**Exercise description**
Find the lines that contain the word "JSON" and copy each one.

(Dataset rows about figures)
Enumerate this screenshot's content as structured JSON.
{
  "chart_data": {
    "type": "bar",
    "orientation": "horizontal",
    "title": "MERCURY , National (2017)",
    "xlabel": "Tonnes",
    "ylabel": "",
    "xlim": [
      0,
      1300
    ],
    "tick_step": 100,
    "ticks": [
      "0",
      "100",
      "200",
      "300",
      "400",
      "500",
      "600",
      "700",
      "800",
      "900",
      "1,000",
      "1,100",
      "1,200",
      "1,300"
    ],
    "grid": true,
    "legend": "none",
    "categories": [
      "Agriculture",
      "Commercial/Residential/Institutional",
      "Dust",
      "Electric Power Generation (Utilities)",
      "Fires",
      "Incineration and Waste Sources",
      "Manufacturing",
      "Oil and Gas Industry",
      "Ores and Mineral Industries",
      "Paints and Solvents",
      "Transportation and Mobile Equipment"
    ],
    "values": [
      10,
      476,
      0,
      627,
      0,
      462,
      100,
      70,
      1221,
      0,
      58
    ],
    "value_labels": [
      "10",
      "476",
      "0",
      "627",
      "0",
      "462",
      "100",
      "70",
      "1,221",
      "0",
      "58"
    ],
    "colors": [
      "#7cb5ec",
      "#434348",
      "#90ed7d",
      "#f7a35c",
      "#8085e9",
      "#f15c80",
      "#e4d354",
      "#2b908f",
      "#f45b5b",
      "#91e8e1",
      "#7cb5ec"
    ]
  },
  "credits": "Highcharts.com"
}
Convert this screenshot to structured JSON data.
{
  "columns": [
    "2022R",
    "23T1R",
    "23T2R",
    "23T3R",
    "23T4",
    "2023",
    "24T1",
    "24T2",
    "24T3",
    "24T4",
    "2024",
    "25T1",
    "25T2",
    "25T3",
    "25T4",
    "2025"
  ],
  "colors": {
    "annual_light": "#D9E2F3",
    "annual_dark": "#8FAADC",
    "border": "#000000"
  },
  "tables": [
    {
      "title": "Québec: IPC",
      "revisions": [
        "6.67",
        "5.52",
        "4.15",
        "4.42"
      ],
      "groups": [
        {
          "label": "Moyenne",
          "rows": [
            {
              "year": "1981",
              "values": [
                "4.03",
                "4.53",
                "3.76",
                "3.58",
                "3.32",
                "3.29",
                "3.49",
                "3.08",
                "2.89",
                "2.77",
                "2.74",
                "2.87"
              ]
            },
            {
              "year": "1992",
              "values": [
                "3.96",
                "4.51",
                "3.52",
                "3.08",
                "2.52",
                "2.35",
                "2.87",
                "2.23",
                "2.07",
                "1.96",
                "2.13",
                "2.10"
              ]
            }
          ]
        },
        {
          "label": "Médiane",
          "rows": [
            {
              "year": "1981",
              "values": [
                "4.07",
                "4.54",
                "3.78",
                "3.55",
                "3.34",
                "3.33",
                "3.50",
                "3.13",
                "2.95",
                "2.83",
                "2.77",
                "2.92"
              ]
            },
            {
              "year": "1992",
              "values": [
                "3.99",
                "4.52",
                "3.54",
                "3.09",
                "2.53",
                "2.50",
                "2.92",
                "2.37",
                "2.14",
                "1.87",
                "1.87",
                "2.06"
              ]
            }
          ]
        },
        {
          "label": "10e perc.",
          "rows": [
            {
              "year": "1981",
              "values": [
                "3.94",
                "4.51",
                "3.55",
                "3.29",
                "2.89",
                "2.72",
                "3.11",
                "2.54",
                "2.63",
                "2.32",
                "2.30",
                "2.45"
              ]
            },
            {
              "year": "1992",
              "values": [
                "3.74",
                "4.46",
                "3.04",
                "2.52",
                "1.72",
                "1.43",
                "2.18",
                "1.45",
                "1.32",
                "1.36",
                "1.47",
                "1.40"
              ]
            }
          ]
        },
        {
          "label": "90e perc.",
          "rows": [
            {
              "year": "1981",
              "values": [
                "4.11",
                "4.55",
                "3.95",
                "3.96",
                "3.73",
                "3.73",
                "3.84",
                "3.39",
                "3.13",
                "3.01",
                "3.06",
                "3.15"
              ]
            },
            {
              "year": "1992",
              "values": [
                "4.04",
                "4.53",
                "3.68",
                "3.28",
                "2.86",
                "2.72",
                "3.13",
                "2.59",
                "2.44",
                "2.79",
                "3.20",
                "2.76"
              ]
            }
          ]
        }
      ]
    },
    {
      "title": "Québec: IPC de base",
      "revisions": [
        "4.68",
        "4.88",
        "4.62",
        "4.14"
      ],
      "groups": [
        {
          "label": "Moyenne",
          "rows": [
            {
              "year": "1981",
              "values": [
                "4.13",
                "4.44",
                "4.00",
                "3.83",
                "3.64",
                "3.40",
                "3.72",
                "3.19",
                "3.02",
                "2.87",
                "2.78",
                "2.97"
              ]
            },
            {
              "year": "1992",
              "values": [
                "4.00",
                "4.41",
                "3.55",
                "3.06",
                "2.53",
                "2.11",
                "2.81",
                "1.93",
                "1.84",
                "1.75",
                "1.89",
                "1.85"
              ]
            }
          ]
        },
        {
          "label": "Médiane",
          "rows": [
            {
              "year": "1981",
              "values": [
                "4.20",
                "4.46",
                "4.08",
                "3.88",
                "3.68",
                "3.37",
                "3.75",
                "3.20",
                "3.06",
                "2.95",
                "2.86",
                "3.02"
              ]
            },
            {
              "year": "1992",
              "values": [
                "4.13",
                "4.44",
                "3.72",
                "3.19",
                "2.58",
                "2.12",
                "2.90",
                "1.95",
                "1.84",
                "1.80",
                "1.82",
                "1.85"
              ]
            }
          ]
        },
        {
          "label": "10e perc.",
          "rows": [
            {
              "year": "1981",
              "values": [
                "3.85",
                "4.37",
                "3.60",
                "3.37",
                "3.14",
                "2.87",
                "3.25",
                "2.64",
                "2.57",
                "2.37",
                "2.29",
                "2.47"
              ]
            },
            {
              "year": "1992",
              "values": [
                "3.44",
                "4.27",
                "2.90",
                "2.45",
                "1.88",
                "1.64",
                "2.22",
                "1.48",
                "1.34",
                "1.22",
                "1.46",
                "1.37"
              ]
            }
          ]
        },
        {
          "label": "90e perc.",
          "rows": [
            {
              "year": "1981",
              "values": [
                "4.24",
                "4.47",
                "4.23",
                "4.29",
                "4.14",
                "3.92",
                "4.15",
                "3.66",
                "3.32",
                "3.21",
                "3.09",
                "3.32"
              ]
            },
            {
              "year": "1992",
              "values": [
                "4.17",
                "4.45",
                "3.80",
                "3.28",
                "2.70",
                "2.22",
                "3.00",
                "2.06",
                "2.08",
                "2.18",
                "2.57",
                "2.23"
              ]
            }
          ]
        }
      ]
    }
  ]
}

**Expected answer**
Enumerate this screenshot's content as structured JSON.
Convert this screenshot to structured JSON data.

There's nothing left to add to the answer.